**Records:**

-- Begin --

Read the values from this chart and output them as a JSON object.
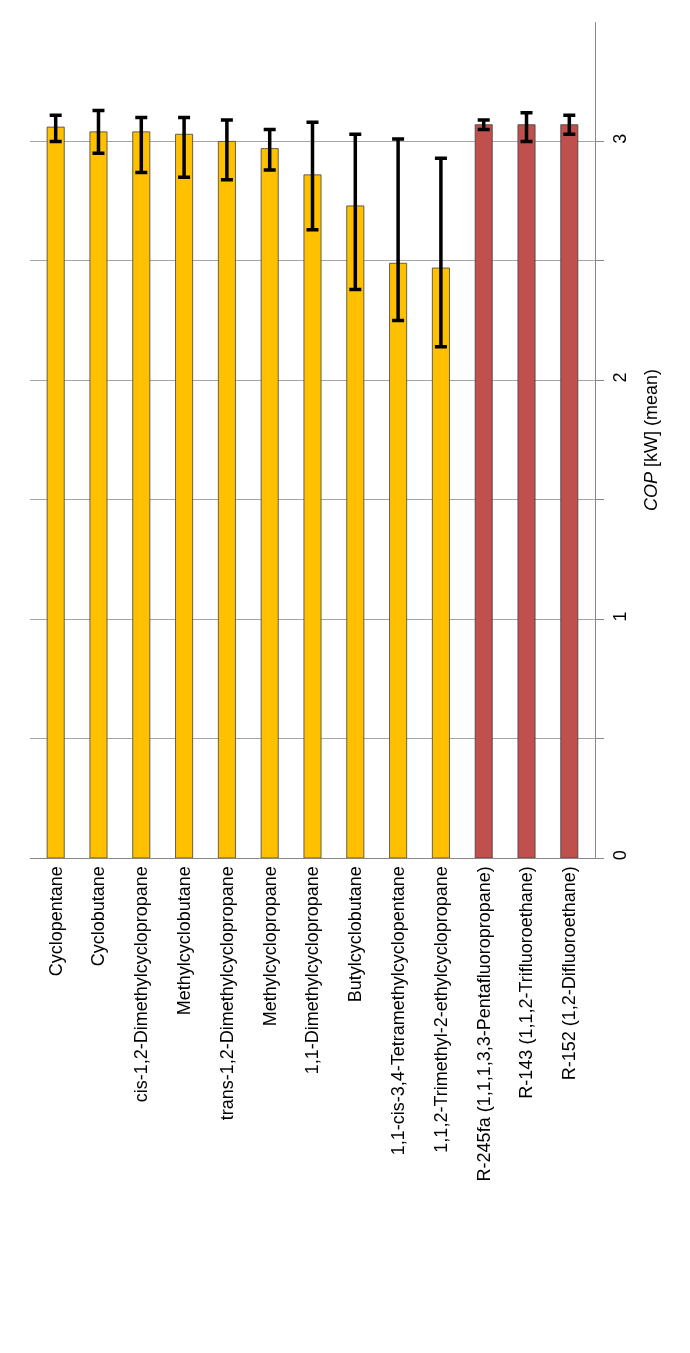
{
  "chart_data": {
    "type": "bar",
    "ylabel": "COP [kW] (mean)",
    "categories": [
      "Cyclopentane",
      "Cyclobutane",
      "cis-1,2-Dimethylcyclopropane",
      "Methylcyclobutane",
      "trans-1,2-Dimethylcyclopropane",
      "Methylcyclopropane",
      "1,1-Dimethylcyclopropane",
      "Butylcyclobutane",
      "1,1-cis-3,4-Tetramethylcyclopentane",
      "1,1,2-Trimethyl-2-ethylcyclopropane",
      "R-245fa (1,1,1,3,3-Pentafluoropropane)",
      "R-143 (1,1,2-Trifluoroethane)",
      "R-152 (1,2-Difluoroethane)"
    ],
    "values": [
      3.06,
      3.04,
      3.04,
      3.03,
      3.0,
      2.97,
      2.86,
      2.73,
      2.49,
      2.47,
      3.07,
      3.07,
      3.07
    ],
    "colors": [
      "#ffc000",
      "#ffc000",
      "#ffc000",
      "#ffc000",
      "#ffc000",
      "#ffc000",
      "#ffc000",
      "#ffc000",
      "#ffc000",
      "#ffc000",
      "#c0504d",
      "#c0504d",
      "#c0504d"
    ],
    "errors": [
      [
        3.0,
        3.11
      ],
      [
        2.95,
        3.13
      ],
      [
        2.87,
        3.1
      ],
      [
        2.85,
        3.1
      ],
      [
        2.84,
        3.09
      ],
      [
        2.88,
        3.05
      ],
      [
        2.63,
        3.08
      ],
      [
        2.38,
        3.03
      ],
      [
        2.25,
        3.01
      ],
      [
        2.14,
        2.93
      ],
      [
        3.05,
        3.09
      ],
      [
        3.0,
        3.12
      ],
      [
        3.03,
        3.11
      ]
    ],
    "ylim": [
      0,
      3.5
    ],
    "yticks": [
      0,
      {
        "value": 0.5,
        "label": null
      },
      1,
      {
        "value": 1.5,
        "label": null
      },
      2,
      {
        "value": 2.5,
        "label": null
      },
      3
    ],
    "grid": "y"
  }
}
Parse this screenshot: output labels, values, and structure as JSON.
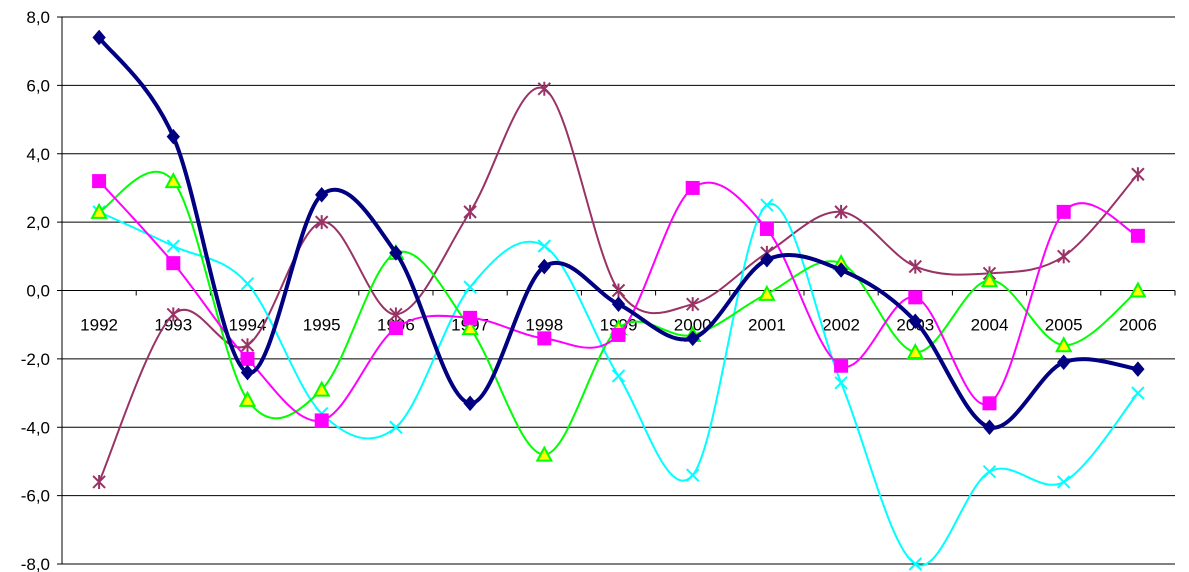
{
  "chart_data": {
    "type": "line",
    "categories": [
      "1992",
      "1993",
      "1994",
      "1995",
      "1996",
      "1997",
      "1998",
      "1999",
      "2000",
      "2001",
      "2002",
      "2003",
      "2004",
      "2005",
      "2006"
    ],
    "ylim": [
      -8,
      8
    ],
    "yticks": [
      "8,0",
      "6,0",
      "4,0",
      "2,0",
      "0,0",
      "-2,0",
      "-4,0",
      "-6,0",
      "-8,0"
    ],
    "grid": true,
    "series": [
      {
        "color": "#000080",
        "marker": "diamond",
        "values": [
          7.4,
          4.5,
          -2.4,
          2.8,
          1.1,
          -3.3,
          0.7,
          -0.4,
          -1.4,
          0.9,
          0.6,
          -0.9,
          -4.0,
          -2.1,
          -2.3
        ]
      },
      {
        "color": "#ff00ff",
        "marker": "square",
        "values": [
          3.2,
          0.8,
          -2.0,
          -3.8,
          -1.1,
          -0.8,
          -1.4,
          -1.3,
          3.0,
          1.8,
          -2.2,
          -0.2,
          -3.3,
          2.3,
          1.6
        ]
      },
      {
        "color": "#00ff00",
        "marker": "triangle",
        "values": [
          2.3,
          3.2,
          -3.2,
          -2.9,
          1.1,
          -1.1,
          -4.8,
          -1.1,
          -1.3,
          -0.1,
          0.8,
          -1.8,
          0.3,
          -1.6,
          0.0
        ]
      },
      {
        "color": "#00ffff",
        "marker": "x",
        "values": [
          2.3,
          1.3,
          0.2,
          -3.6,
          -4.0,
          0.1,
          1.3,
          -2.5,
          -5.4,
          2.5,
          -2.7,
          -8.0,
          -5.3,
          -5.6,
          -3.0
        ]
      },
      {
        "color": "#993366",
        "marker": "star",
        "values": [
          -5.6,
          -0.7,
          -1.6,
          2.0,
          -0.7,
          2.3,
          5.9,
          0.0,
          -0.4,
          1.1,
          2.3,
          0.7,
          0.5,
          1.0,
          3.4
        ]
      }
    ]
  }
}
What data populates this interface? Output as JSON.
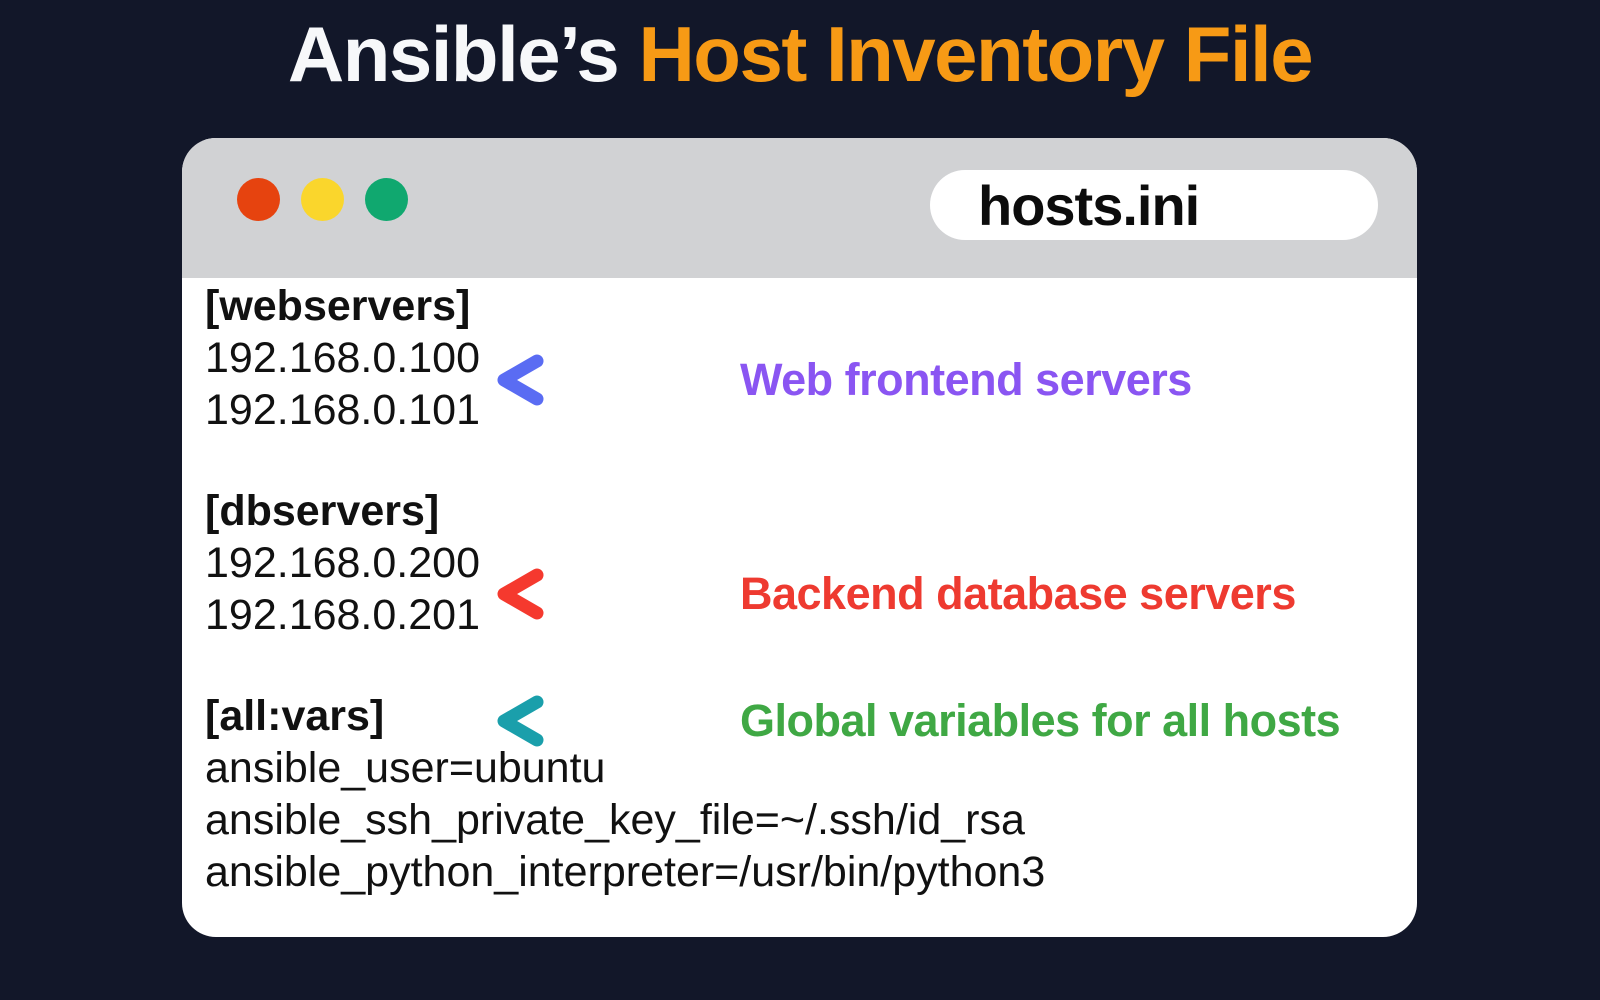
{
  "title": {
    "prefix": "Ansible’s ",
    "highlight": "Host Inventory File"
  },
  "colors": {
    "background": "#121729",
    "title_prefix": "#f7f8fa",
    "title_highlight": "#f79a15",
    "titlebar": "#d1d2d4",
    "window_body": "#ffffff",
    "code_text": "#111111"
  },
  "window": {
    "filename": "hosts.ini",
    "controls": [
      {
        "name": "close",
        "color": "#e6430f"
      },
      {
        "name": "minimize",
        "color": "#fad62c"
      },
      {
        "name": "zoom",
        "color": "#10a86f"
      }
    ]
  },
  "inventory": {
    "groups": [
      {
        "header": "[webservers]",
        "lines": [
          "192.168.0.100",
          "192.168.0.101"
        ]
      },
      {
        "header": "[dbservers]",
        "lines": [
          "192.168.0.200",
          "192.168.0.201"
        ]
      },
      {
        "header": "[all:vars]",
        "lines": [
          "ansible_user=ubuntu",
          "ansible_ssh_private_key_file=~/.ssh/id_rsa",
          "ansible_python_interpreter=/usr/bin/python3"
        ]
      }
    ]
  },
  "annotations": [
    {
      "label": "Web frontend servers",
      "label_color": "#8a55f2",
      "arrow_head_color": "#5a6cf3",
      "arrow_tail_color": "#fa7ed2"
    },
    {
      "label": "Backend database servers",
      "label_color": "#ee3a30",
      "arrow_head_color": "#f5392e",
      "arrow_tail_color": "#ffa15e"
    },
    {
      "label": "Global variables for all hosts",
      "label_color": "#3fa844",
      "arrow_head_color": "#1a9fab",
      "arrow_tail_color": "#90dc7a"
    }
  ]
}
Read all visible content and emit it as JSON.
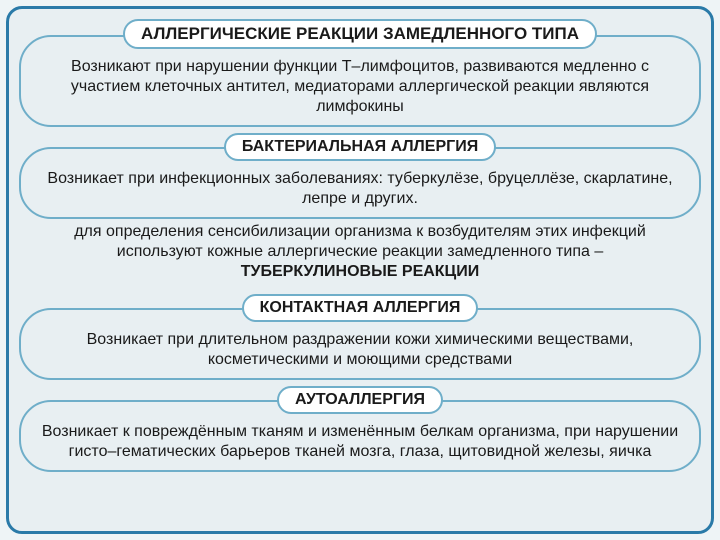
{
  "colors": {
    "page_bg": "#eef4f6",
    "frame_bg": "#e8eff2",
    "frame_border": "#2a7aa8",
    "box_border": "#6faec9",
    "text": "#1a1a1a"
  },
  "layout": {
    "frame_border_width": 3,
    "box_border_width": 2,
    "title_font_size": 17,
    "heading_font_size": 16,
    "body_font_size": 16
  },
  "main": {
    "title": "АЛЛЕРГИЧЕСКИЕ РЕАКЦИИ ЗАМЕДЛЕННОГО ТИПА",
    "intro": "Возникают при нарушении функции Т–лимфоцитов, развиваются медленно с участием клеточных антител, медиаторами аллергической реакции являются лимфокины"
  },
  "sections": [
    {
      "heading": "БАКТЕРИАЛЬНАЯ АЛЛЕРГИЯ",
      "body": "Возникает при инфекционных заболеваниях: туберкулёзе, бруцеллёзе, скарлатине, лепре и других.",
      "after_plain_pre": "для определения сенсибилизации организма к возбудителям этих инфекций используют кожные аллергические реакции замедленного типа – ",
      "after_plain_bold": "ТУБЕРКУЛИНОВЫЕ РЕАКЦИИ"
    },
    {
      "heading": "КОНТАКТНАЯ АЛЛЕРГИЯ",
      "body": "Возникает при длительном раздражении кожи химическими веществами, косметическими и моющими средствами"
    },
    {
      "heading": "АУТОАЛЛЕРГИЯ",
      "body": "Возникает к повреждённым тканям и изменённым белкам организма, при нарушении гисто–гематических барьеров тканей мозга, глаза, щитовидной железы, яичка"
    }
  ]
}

-- End --

**PROBLEM TO SOLVE:**
Find each line with the string "hosts" and copy it out.

**THE OUTPUT:**
    "filename": "hosts.ini",
      "label": "Global variables for all hosts",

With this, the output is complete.